To be done — Select every line holding the word "essential" and copy it.

## BEGIN Material for this task

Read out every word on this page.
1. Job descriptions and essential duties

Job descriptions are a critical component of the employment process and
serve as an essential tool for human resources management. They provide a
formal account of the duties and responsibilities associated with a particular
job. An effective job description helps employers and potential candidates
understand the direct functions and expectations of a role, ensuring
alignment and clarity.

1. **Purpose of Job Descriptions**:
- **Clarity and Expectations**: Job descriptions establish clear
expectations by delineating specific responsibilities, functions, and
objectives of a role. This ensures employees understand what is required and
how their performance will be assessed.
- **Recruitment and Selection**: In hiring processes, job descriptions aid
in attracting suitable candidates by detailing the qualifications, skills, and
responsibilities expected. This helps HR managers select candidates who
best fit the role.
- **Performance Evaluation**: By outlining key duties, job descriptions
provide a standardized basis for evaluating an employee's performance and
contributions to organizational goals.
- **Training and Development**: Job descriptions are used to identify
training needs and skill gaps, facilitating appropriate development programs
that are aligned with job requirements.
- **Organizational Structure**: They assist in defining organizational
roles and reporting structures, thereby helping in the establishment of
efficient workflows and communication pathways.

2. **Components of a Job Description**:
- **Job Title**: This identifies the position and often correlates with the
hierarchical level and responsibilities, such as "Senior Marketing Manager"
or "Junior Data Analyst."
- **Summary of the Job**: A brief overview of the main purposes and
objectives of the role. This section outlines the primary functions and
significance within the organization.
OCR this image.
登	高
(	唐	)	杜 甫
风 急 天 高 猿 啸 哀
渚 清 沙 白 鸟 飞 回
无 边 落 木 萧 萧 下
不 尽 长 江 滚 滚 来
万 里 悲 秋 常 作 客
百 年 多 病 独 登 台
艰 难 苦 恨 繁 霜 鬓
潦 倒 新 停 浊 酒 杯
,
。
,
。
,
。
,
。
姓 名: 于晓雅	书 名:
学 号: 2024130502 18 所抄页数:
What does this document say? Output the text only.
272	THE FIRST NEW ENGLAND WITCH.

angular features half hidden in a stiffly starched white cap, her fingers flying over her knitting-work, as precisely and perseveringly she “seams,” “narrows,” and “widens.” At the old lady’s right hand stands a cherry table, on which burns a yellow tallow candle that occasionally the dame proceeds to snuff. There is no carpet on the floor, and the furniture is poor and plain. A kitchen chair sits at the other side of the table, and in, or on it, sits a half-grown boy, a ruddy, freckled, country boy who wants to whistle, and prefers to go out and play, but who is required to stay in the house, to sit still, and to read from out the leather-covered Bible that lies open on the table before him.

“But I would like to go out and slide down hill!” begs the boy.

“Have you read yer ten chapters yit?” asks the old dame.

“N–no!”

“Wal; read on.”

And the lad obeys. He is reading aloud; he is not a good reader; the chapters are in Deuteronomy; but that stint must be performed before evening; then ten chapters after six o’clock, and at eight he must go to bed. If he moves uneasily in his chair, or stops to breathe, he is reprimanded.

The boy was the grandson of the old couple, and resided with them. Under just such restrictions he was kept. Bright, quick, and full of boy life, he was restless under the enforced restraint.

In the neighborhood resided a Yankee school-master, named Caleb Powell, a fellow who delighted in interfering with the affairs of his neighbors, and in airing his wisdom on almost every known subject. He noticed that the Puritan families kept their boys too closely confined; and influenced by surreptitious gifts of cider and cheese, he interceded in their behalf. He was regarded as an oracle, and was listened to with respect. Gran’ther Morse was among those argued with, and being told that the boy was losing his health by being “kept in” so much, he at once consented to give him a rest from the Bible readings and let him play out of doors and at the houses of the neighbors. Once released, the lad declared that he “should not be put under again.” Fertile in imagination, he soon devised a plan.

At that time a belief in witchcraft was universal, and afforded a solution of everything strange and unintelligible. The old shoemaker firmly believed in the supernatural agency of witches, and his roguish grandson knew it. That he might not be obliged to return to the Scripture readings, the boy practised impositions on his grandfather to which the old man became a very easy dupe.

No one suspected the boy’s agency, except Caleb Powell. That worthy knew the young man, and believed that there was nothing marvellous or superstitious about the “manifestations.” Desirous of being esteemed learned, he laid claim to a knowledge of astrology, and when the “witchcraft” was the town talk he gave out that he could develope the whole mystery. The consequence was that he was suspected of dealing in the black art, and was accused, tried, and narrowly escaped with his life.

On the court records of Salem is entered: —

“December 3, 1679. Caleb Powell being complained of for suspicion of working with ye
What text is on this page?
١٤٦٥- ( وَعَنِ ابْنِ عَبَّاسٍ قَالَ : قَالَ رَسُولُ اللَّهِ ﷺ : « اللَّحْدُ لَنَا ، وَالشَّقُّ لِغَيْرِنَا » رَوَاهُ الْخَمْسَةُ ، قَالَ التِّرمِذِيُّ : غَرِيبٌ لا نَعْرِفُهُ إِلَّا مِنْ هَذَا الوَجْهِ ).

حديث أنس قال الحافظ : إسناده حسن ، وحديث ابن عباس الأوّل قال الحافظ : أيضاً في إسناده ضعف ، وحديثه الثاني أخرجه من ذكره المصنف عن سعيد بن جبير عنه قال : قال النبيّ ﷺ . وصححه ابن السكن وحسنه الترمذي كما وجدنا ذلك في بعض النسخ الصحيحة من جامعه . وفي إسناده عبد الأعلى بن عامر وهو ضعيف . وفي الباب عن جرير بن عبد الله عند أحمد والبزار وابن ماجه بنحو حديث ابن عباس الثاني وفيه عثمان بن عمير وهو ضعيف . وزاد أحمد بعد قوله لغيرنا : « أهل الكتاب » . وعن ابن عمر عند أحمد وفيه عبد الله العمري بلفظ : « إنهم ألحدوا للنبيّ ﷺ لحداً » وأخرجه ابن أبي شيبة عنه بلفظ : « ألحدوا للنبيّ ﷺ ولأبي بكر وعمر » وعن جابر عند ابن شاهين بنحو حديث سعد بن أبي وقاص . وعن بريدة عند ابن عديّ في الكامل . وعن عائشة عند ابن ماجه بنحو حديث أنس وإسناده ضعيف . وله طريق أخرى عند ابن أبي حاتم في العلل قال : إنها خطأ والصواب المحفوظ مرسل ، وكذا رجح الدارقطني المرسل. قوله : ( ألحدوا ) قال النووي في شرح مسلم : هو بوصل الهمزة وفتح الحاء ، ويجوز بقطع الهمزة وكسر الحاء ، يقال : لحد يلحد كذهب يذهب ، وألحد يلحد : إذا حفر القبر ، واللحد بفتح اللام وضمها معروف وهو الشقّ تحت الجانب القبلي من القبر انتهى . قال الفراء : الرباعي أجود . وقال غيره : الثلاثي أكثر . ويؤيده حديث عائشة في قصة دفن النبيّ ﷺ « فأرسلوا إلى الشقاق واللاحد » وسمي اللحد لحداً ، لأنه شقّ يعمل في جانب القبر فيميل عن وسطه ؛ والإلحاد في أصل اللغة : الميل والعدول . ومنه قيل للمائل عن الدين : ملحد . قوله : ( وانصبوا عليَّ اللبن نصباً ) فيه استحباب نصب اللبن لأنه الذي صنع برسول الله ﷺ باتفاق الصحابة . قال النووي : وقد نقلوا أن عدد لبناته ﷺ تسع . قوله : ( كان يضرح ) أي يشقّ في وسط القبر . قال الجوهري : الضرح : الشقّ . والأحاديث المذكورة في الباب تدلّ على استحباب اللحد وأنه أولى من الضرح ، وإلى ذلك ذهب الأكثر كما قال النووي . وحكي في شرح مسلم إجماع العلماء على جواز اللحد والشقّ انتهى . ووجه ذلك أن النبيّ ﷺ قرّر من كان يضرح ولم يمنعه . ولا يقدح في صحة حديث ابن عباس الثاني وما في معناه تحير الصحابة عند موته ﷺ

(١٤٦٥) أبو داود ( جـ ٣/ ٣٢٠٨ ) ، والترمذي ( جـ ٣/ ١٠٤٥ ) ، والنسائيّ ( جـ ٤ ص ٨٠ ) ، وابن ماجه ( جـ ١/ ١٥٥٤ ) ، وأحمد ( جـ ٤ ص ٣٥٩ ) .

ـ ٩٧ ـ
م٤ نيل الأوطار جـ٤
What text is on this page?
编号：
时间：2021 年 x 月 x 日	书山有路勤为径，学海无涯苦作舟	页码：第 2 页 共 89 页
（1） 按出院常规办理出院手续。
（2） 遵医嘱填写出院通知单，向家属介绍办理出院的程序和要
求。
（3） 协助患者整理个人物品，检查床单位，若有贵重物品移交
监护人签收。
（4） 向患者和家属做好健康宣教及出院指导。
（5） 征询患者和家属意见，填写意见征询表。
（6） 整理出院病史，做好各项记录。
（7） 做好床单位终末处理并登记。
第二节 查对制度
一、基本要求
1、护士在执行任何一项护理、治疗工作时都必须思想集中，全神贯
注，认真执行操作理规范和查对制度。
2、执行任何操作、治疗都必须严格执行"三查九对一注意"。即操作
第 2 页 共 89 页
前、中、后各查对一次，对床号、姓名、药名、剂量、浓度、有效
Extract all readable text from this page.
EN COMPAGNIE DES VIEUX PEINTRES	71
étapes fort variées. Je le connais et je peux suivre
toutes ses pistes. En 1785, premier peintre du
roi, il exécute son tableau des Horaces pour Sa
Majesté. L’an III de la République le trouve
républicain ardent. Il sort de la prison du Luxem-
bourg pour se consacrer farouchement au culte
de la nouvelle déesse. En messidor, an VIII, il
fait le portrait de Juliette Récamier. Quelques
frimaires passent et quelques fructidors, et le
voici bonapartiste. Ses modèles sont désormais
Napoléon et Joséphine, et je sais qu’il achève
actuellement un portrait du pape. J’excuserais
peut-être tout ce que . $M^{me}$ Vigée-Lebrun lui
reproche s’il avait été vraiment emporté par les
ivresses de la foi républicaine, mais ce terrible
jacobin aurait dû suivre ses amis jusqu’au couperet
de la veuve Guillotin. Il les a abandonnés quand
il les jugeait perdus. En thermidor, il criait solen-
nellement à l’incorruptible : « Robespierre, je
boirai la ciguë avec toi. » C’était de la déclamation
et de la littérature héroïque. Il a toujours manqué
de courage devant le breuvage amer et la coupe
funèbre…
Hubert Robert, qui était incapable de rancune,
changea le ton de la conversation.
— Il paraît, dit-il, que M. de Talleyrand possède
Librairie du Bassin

## END Material for this task

Exercise response —
1. Job descriptions and essential duties
serve as an essential tool for human resources management. They provide a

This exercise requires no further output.